Dataset rows:
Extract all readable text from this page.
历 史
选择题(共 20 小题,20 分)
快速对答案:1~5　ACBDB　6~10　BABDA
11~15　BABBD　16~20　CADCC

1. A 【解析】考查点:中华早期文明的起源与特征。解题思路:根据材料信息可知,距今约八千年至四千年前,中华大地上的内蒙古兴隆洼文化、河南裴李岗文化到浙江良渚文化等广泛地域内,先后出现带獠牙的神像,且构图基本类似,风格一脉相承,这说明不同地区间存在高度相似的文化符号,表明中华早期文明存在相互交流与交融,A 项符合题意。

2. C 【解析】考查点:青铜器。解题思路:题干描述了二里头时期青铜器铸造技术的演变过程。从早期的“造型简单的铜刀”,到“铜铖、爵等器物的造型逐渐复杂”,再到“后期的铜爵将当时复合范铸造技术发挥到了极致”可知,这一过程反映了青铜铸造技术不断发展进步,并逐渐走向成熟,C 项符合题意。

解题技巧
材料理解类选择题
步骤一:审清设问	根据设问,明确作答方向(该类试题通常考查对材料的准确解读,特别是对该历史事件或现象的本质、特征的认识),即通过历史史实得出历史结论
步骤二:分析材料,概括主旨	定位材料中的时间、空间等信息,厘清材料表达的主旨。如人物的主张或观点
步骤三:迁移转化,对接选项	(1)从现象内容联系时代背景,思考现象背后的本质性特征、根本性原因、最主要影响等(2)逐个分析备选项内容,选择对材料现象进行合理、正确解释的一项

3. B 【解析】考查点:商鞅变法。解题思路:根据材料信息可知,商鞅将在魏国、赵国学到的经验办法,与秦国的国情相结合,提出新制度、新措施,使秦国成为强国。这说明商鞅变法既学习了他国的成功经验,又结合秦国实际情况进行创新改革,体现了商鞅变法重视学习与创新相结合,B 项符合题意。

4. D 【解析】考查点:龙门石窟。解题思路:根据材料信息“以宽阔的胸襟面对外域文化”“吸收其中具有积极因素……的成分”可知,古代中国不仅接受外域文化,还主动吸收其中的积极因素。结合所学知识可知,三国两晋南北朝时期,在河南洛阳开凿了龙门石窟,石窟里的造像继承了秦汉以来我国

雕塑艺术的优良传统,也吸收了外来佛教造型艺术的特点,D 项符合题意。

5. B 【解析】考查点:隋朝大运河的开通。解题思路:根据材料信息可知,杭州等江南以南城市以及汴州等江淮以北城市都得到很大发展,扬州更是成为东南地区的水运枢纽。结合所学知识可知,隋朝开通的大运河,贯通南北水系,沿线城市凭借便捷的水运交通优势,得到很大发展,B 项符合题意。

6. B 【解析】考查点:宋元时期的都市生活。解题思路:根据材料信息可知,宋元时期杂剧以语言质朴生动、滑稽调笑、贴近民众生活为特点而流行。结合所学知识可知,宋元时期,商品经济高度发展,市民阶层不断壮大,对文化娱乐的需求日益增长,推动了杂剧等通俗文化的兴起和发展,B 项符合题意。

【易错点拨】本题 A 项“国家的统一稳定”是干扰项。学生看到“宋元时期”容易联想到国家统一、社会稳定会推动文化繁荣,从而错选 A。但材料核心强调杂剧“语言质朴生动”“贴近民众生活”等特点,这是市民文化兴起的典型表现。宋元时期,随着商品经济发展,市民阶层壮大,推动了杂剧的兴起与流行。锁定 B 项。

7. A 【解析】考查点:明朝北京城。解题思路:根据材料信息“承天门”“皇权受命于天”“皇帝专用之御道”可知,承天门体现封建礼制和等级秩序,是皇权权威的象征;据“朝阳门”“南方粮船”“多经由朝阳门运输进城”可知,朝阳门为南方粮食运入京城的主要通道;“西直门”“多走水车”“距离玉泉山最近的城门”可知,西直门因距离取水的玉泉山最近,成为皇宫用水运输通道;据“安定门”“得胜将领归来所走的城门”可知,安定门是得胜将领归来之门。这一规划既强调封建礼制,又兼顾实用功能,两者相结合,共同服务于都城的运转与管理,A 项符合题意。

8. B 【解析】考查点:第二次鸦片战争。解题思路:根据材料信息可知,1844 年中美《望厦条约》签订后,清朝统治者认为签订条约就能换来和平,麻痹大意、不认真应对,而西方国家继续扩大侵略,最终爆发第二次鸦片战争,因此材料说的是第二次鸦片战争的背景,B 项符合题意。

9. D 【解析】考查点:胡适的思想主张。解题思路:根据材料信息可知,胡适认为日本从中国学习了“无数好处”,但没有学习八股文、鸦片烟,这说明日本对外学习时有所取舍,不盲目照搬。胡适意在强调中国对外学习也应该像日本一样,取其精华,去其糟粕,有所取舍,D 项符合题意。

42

Given instruction: Filter the entries above down to the lines containing the word "宋元时期".

The answer:
6. B 【解析】考查点:宋元时期的都市生活。解题思路:根据材料信息可知,宋元时期杂剧以语言质朴生动、滑稽调笑、贴近民众生活为特点而流行。结合所学知识可知,宋元时期,商品经济高度发展,市民阶层不断壮大,对文化娱乐的需求日益增长,推动了杂剧等通俗文化的兴起和发展,B 项符合题意。
【易错点拨】本题 A 项“国家的统一稳定”是干扰项。学生看到“宋元时期”容易联想到国家统一、社会稳定会推动文化繁荣,从而错选 A。但材料核心强调杂剧“语言质朴生动”“贴近民众生活”等特点,这是市民文化兴起的典型表现。宋元时期,随着商品经济发展,市民阶层壮大,推动了杂剧的兴起与流行。锁定 B 项。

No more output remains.